- EXERCISE -
Every record below should be repeated exactly. Omit the pictures.

- MATERIAL FOR THIS EXERCISE -
####################
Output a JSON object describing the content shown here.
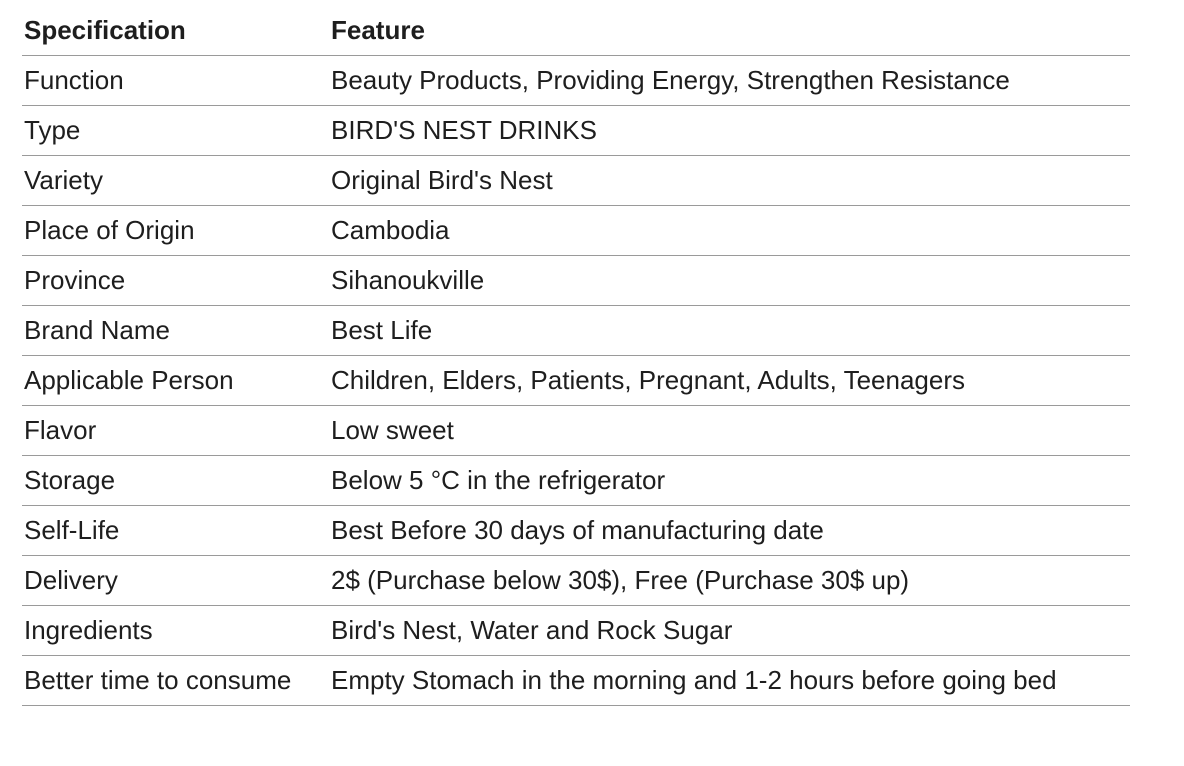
{
  "table": {
    "headers": [
      "Specification",
      "Feature"
    ],
    "rows": [
      [
        "Function",
        "Beauty Products, Providing Energy, Strengthen Resistance"
      ],
      [
        "Type",
        "BIRD'S NEST DRINKS"
      ],
      [
        "Variety",
        "Original Bird's Nest"
      ],
      [
        "Place of Origin",
        "Cambodia"
      ],
      [
        "Province",
        "Sihanoukville"
      ],
      [
        "Brand Name",
        "Best Life"
      ],
      [
        "Applicable Person",
        "Children, Elders, Patients, Pregnant, Adults, Teenagers"
      ],
      [
        "Flavor",
        "Low sweet"
      ],
      [
        "Storage",
        "Below 5 °C in the refrigerator"
      ],
      [
        "Self-Life",
        "Best Before 30 days of manufacturing date"
      ],
      [
        "Delivery",
        "2$ (Purchase below 30$), Free (Purchase 30$ up)"
      ],
      [
        "Ingredients",
        "Bird's Nest, Water and Rock Sugar"
      ],
      [
        "Better time to consume",
        "Empty Stomach in the morning and 1-2 hours before going bed"
      ]
    ]
  }
}
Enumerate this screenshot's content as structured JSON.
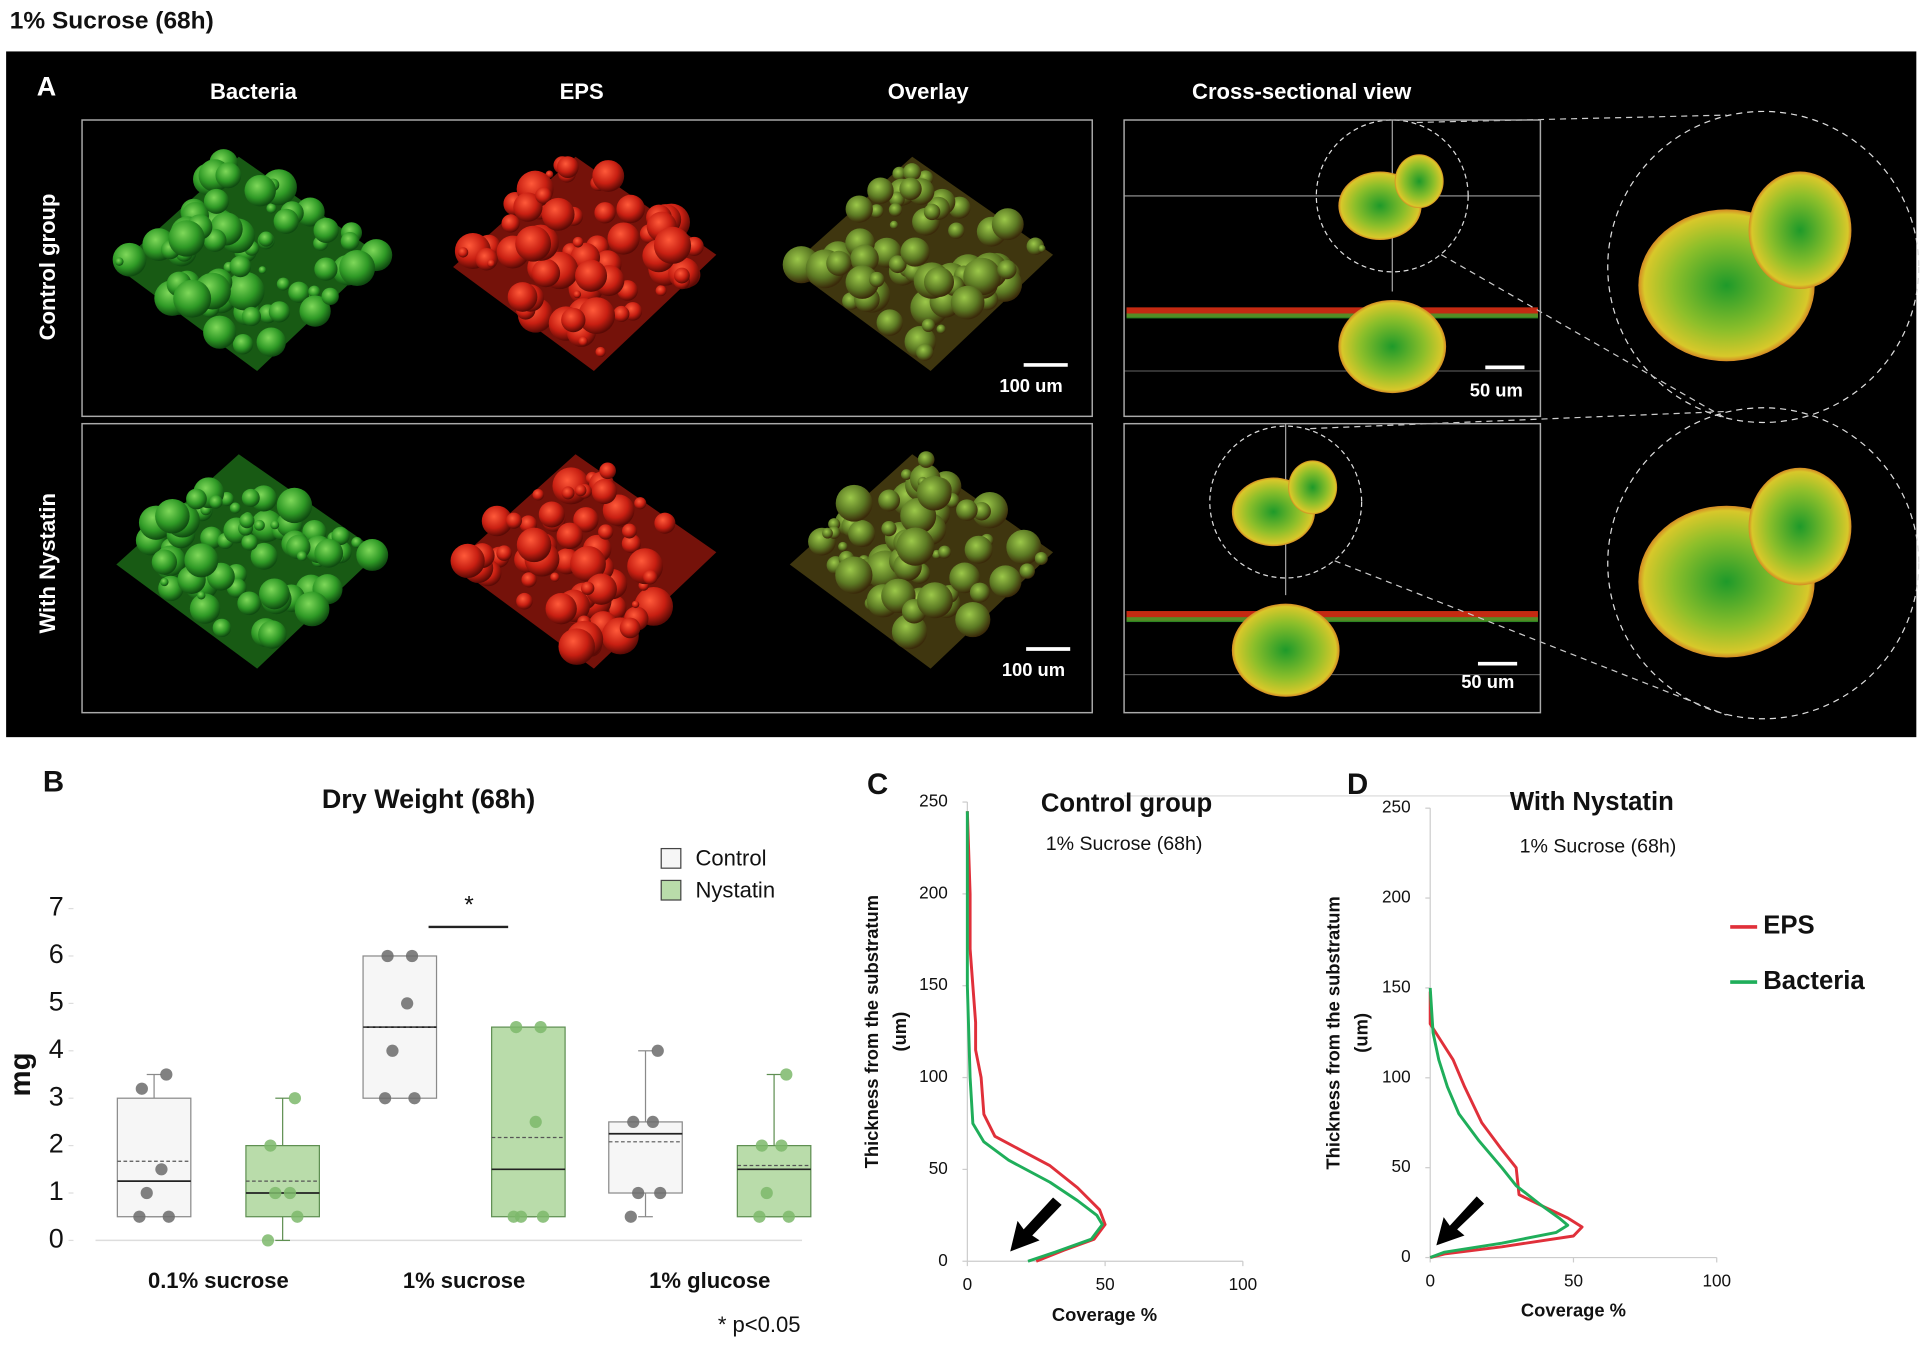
{
  "title": "1% Sucrose (68h)",
  "panel_a": {
    "label": "A",
    "columns": [
      "Bacteria",
      "EPS",
      "Overlay",
      "Cross-sectional view"
    ],
    "rows": [
      "Control group",
      "With Nystatin"
    ],
    "scale_bars": [
      "100 um",
      "50 um",
      "100 um",
      "50 um"
    ]
  },
  "chart_data": [
    {
      "type": "box",
      "label": "B",
      "title": "Dry Weight (68h)",
      "y_label": "mg",
      "categories": [
        "0.1% sucrose",
        "1% sucrose",
        "1% glucose"
      ],
      "ylim": [
        0,
        7
      ],
      "yticks": [
        0,
        1,
        2,
        3,
        4,
        5,
        6,
        7
      ],
      "series": [
        {
          "name": "Control",
          "color": "#f6f6f6",
          "stroke": "#8a8a8a",
          "point_color": "#6b6b6b",
          "boxes": [
            {
              "min": 0.5,
              "q1": 0.5,
              "median": 1.25,
              "q3": 3,
              "max": 3.5,
              "mean": 1.67,
              "points": [
                3.5,
                3.2,
                1.5,
                1,
                0.5,
                0.5
              ]
            },
            {
              "min": 3,
              "q1": 3,
              "median": 4.5,
              "q3": 6,
              "max": 6,
              "mean": 4.5,
              "points": [
                6,
                6,
                5,
                4,
                3,
                3
              ]
            },
            {
              "min": 0.5,
              "q1": 1,
              "median": 2.25,
              "q3": 2.5,
              "max": 4,
              "mean": 2.08,
              "points": [
                4,
                2.5,
                2.5,
                1,
                1,
                0.5
              ]
            }
          ]
        },
        {
          "name": "Nystatin",
          "color": "#b9dcaa",
          "stroke": "#5f8f52",
          "point_color": "#7cb86b",
          "boxes": [
            {
              "min": 0,
              "q1": 0.5,
              "median": 1,
              "q3": 2,
              "max": 3,
              "mean": 1.25,
              "points": [
                3,
                2,
                1,
                1,
                0.5,
                0
              ]
            },
            {
              "min": 0.5,
              "q1": 0.5,
              "median": 1.5,
              "q3": 4.5,
              "max": 4.5,
              "mean": 2.17,
              "points": [
                4.5,
                4.5,
                2.5,
                0.5,
                0.5,
                0.5
              ]
            },
            {
              "min": 0.5,
              "q1": 0.5,
              "median": 1.5,
              "q3": 2,
              "max": 3.5,
              "mean": 1.58,
              "points": [
                3.5,
                2,
                2,
                1,
                0.5,
                0.5
              ]
            }
          ]
        }
      ],
      "annotation": "*",
      "note": "* p<0.05"
    },
    {
      "type": "line",
      "label": "C",
      "title": "Control group",
      "subtitle": "1% Sucrose (68h)",
      "x_label": "Coverage %",
      "y_label": "Thickness from the substratum",
      "y_label_unit": "(um)",
      "xlim": [
        0,
        100
      ],
      "xticks": [
        0,
        50,
        100
      ],
      "ylim": [
        0,
        250
      ],
      "yticks": [
        0,
        50,
        100,
        150,
        200,
        250
      ],
      "series": [
        {
          "color": "#e0303a",
          "x": [
            0,
            1,
            1,
            3,
            3,
            5,
            6,
            10,
            20,
            30,
            40,
            48,
            50,
            46,
            35,
            25
          ],
          "values": [
            245,
            200,
            170,
            130,
            115,
            100,
            80,
            68,
            60,
            52,
            40,
            28,
            20,
            12,
            6,
            0
          ]
        },
        {
          "color": "#1fae5a",
          "x": [
            0,
            0,
            0,
            1,
            2,
            6,
            15,
            30,
            40,
            47,
            49,
            45,
            32,
            22
          ],
          "values": [
            245,
            200,
            150,
            100,
            75,
            65,
            55,
            43,
            33,
            25,
            20,
            12,
            5,
            0
          ]
        }
      ]
    },
    {
      "type": "line",
      "label": "D",
      "title": "With Nystatin",
      "subtitle": "1% Sucrose (68h)",
      "x_label": "Coverage %",
      "y_label": "Thickness from the substratum",
      "y_label_unit": "(um)",
      "xlim": [
        0,
        100
      ],
      "xticks": [
        0,
        50,
        100
      ],
      "ylim": [
        0,
        250
      ],
      "yticks": [
        0,
        50,
        100,
        150,
        200,
        250
      ],
      "legend": "right",
      "series": [
        {
          "name": "EPS",
          "color": "#e0303a",
          "x": [
            0,
            0,
            4,
            8,
            12,
            18,
            25,
            30,
            31,
            40,
            48,
            53,
            50,
            25,
            5,
            0
          ],
          "values": [
            148,
            130,
            120,
            110,
            95,
            75,
            60,
            50,
            35,
            28,
            22,
            17,
            12,
            6,
            2,
            0
          ]
        },
        {
          "name": "Bacteria",
          "color": "#1fae5a",
          "x": [
            0,
            1,
            3,
            6,
            10,
            17,
            25,
            30,
            38,
            45,
            48,
            44,
            25,
            5,
            0
          ],
          "values": [
            150,
            125,
            110,
            95,
            80,
            65,
            50,
            40,
            30,
            22,
            18,
            14,
            8,
            3,
            0
          ]
        }
      ]
    }
  ]
}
####################
- TASK RESPONSE -
Output a JSON object describing the content shown here.
{
  "table": {
    "headers": [
      "Specification",
      "Feature"
    ],
    "rows": [
      [
        "Function",
        "Beauty Products, Providing Energy, Strengthen Resistance"
      ],
      [
        "Type",
        "BIRD'S NEST DRINKS"
      ],
      [
        "Variety",
        "Original Bird's Nest"
      ],
      [
        "Place of Origin",
        "Cambodia"
      ],
      [
        "Province",
        "Sihanoukville"
      ],
      [
        "Brand Name",
        "Best Life"
      ],
      [
        "Applicable Person",
        "Children, Elders, Patients, Pregnant, Adults, Teenagers"
      ],
      [
        "Flavor",
        "Low sweet"
      ],
      [
        "Storage",
        "Below 5 °C in the refrigerator"
      ],
      [
        "Self-Life",
        "Best Before 30 days of manufacturing date"
      ],
      [
        "Delivery",
        "2$ (Purchase below 30$), Free (Purchase 30$ up)"
      ],
      [
        "Ingredients",
        "Bird's Nest, Water and Rock Sugar"
      ],
      [
        "Better time to consume",
        "Empty Stomach in the morning and 1-2 hours before going bed"
      ]
    ]
  }
}
Enumerate this screenshot's content as structured JSON.
{
  "title": "1% Sucrose (68h)",
  "panel_a": {
    "label": "A",
    "columns": [
      "Bacteria",
      "EPS",
      "Overlay",
      "Cross-sectional view"
    ],
    "rows": [
      "Control group",
      "With Nystatin"
    ],
    "scale_bars": [
      "100 um",
      "50 um",
      "100 um",
      "50 um"
    ]
  },
  "chart_data": [
    {
      "type": "box",
      "label": "B",
      "title": "Dry Weight (68h)",
      "y_label": "mg",
      "categories": [
        "0.1% sucrose",
        "1% sucrose",
        "1% glucose"
      ],
      "ylim": [
        0,
        7
      ],
      "yticks": [
        0,
        1,
        2,
        3,
        4,
        5,
        6,
        7
      ],
      "series": [
        {
          "name": "Control",
          "color": "#f6f6f6",
          "stroke": "#8a8a8a",
          "point_color": "#6b6b6b",
          "boxes": [
            {
              "min": 0.5,
              "q1": 0.5,
              "median": 1.25,
              "q3": 3,
              "max": 3.5,
              "mean": 1.67,
              "points": [
                3.5,
                3.2,
                1.5,
                1,
                0.5,
                0.5
              ]
            },
            {
              "min": 3,
              "q1": 3,
              "median": 4.5,
              "q3": 6,
              "max": 6,
              "mean": 4.5,
              "points": [
                6,
                6,
                5,
                4,
                3,
                3
              ]
            },
            {
              "min": 0.5,
              "q1": 1,
              "median": 2.25,
              "q3": 2.5,
              "max": 4,
              "mean": 2.08,
              "points": [
                4,
                2.5,
                2.5,
                1,
                1,
                0.5
              ]
            }
          ]
        },
        {
          "name": "Nystatin",
          "color": "#b9dcaa",
          "stroke": "#5f8f52",
          "point_color": "#7cb86b",
          "boxes": [
            {
              "min": 0,
              "q1": 0.5,
              "median": 1,
              "q3": 2,
              "max": 3,
              "mean": 1.25,
              "points": [
                3,
                2,
                1,
                1,
                0.5,
                0
              ]
            },
            {
              "min": 0.5,
              "q1": 0.5,
              "median": 1.5,
              "q3": 4.5,
              "max": 4.5,
              "mean": 2.17,
              "points": [
                4.5,
                4.5,
                2.5,
                0.5,
                0.5,
                0.5
              ]
            },
            {
              "min": 0.5,
              "q1": 0.5,
              "median": 1.5,
              "q3": 2,
              "max": 3.5,
              "mean": 1.58,
              "points": [
                3.5,
                2,
                2,
                1,
                0.5,
                0.5
              ]
            }
          ]
        }
      ],
      "annotation": "*",
      "note": "* p<0.05"
    },
    {
      "type": "line",
      "label": "C",
      "title": "Control group",
      "subtitle": "1% Sucrose (68h)",
      "x_label": "Coverage %",
      "y_label": "Thickness from the substratum",
      "y_label_unit": "(um)",
      "xlim": [
        0,
        100
      ],
      "xticks": [
        0,
        50,
        100
      ],
      "ylim": [
        0,
        250
      ],
      "yticks": [
        0,
        50,
        100,
        150,
        200,
        250
      ],
      "series": [
        {
          "color": "#e0303a",
          "x": [
            0,
            1,
            1,
            3,
            3,
            5,
            6,
            10,
            20,
            30,
            40,
            48,
            50,
            46,
            35,
            25
          ],
          "values": [
            245,
            200,
            170,
            130,
            115,
            100,
            80,
            68,
            60,
            52,
            40,
            28,
            20,
            12,
            6,
            0
          ]
        },
        {
          "color": "#1fae5a",
          "x": [
            0,
            0,
            0,
            1,
            2,
            6,
            15,
            30,
            40,
            47,
            49,
            45,
            32,
            22
          ],
          "values": [
            245,
            200,
            150,
            100,
            75,
            65,
            55,
            43,
            33,
            25,
            20,
            12,
            5,
            0
          ]
        }
      ]
    },
    {
      "type": "line",
      "label": "D",
      "title": "With Nystatin",
      "subtitle": "1% Sucrose (68h)",
      "x_label": "Coverage %",
      "y_label": "Thickness from the substratum",
      "y_label_unit": "(um)",
      "xlim": [
        0,
        100
      ],
      "xticks": [
        0,
        50,
        100
      ],
      "ylim": [
        0,
        250
      ],
      "yticks": [
        0,
        50,
        100,
        150,
        200,
        250
      ],
      "legend": "right",
      "series": [
        {
          "name": "EPS",
          "color": "#e0303a",
          "x": [
            0,
            0,
            4,
            8,
            12,
            18,
            25,
            30,
            31,
            40,
            48,
            53,
            50,
            25,
            5,
            0
          ],
          "values": [
            148,
            130,
            120,
            110,
            95,
            75,
            60,
            50,
            35,
            28,
            22,
            17,
            12,
            6,
            2,
            0
          ]
        },
        {
          "name": "Bacteria",
          "color": "#1fae5a",
          "x": [
            0,
            1,
            3,
            6,
            10,
            17,
            25,
            30,
            38,
            45,
            48,
            44,
            25,
            5,
            0
          ],
          "values": [
            150,
            125,
            110,
            95,
            80,
            65,
            50,
            40,
            30,
            22,
            18,
            14,
            8,
            3,
            0
          ]
        }
      ]
    }
  ]
}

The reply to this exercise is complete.